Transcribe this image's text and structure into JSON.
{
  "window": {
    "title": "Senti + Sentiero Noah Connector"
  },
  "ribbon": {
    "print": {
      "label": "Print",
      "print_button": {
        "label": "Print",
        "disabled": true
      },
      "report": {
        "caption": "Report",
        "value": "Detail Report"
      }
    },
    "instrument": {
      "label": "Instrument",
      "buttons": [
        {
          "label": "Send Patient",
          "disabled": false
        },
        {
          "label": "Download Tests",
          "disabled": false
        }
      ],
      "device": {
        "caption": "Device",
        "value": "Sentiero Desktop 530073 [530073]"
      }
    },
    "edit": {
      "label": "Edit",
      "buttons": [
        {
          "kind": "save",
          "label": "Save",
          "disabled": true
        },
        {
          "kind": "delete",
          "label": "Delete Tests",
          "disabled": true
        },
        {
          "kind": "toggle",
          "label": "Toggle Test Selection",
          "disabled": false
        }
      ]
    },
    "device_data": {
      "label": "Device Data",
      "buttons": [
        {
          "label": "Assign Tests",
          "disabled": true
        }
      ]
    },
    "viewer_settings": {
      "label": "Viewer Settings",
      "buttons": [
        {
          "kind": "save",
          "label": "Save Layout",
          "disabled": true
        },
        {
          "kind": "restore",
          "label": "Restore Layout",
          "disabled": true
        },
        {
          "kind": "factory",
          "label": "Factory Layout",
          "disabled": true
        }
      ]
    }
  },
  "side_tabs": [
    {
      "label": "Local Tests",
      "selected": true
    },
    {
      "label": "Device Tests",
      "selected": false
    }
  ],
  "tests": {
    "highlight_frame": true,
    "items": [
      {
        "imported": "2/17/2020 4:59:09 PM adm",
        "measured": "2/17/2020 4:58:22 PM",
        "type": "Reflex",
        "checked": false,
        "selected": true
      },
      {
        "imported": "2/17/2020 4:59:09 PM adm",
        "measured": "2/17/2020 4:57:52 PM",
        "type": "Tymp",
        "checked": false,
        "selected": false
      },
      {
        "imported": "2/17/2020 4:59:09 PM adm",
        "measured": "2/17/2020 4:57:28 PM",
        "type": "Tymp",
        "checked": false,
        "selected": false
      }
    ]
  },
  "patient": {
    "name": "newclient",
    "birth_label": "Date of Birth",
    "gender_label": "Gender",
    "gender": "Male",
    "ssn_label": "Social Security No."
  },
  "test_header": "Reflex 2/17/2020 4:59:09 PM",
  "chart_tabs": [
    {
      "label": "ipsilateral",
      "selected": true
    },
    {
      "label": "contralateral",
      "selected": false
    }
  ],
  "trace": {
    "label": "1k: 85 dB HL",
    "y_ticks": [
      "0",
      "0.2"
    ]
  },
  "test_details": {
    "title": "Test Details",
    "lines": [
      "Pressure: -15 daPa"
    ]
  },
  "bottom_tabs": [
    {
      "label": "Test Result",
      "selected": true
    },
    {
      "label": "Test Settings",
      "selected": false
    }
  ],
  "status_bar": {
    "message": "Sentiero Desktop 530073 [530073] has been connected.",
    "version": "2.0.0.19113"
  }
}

*Instruction*: Check each line above for "Sentiero" and return the ones that have it.

*Result*:
    "title": "Senti + Sentiero Noah Connector"
        "value": "Sentiero Desktop 530073 [530073]"
    "message": "Sentiero Desktop 530073 [530073] has been connected.",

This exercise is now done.